Brief: Write out all the material exactly. Leave nothing out.
** BEGIN Data to process **
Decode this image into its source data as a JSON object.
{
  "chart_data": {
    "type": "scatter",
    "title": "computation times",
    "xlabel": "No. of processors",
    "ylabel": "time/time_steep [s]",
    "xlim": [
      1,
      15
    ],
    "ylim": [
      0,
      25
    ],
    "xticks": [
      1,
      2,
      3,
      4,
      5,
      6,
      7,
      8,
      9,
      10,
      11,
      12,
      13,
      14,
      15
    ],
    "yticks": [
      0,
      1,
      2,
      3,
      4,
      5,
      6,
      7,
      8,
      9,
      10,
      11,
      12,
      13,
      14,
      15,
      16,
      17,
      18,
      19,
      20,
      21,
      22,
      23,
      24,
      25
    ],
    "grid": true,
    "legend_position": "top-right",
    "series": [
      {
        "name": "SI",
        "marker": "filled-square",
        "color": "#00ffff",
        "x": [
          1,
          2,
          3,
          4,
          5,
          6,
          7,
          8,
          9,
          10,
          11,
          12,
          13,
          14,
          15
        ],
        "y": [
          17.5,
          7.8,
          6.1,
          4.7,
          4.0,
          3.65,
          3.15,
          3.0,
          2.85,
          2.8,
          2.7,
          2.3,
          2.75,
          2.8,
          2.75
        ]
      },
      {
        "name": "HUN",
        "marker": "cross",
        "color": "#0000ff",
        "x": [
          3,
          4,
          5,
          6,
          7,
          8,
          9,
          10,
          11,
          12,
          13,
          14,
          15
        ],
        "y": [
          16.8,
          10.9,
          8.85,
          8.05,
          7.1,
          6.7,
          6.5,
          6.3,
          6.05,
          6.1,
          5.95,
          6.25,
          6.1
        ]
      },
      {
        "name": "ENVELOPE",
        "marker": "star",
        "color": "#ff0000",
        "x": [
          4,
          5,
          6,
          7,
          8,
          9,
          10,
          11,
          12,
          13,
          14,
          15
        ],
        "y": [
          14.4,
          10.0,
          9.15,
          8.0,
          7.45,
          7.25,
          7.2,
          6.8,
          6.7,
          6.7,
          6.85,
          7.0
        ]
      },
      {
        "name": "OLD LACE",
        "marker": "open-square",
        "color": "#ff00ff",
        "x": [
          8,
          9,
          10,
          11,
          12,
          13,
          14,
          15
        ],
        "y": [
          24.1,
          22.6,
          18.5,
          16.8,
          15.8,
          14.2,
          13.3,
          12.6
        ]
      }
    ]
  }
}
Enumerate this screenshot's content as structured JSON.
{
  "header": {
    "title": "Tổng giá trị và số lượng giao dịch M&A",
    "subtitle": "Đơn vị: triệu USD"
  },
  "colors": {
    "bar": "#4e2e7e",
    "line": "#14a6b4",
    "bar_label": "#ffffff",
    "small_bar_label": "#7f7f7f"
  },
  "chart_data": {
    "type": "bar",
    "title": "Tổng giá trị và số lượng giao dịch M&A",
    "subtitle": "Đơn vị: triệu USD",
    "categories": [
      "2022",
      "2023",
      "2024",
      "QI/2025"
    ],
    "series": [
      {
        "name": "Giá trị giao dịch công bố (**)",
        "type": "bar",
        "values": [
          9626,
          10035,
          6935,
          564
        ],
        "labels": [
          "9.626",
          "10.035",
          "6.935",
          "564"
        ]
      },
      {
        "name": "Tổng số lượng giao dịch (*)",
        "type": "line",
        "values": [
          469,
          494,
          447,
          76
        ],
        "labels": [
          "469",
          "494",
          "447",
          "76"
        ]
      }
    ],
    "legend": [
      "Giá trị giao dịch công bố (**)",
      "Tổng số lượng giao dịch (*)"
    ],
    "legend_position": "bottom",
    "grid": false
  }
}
** END Data to process **
Result below:
Decode this image into its source data as a JSON object.
{
  "chart_data": {
    "type": "scatter",
    "title": "computation times",
    "xlabel": "No. of processors",
    "ylabel": "time/time_steep [s]",
    "xlim": [
      1,
      15
    ],
    "ylim": [
      0,
      25
    ],
    "xticks": [
      1,
      2,
      3,
      4,
      5,
      6,
      7,
      8,
      9,
      10,
      11,
      12,
      13,
      14,
      15
    ],
    "yticks": [
      0,
      1,
      2,
      3,
      4,
      5,
      6,
      7,
      8,
      9,
      10,
      11,
      12,
      13,
      14,
      15,
      16,
      17,
      18,
      19,
      20,
      21,
      22,
      23,
      24,
      25
    ],
    "grid": true,
    "legend_position": "top-right",
    "series": [
      {
        "name": "SI",
        "marker": "filled-square",
        "color": "#00ffff",
        "x": [
          1,
          2,
          3,
          4,
          5,
          6,
          7,
          8,
          9,
          10,
          11,
          12,
          13,
          14,
          15
        ],
        "y": [
          17.5,
          7.8,
          6.1,
          4.7,
          4.0,
          3.65,
          3.15,
          3.0,
          2.85,
          2.8,
          2.7,
          2.3,
          2.75,
          2.8,
          2.75
        ]
      },
      {
        "name": "HUN",
        "marker": "cross",
        "color": "#0000ff",
        "x": [
          3,
          4,
          5,
          6,
          7,
          8,
          9,
          10,
          11,
          12,
          13,
          14,
          15
        ],
        "y": [
          16.8,
          10.9,
          8.85,
          8.05,
          7.1,
          6.7,
          6.5,
          6.3,
          6.05,
          6.1,
          5.95,
          6.25,
          6.1
        ]
      },
      {
        "name": "ENVELOPE",
        "marker": "star",
        "color": "#ff0000",
        "x": [
          4,
          5,
          6,
          7,
          8,
          9,
          10,
          11,
          12,
          13,
          14,
          15
        ],
        "y": [
          14.4,
          10.0,
          9.15,
          8.0,
          7.45,
          7.25,
          7.2,
          6.8,
          6.7,
          6.7,
          6.85,
          7.0
        ]
      },
      {
        "name": "OLD LACE",
        "marker": "open-square",
        "color": "#ff00ff",
        "x": [
          8,
          9,
          10,
          11,
          12,
          13,
          14,
          15
        ],
        "y": [
          24.1,
          22.6,
          18.5,
          16.8,
          15.8,
          14.2,
          13.3,
          12.6
        ]
      }
    ]
  }
}
Enumerate this screenshot's content as structured JSON.
{
  "header": {
    "title": "Tổng giá trị và số lượng giao dịch M&A",
    "subtitle": "Đơn vị: triệu USD"
  },
  "colors": {
    "bar": "#4e2e7e",
    "line": "#14a6b4",
    "bar_label": "#ffffff",
    "small_bar_label": "#7f7f7f"
  },
  "chart_data": {
    "type": "bar",
    "title": "Tổng giá trị và số lượng giao dịch M&A",
    "subtitle": "Đơn vị: triệu USD",
    "categories": [
      "2022",
      "2023",
      "2024",
      "QI/2025"
    ],
    "series": [
      {
        "name": "Giá trị giao dịch công bố (**)",
        "type": "bar",
        "values": [
          9626,
          10035,
          6935,
          564
        ],
        "labels": [
          "9.626",
          "10.035",
          "6.935",
          "564"
        ]
      },
      {
        "name": "Tổng số lượng giao dịch (*)",
        "type": "line",
        "values": [
          469,
          494,
          447,
          76
        ],
        "labels": [
          "469",
          "494",
          "447",
          "76"
        ]
      }
    ],
    "legend": [
      "Giá trị giao dịch công bố (**)",
      "Tổng số lượng giao dịch (*)"
    ],
    "legend_position": "bottom",
    "grid": false
  }
}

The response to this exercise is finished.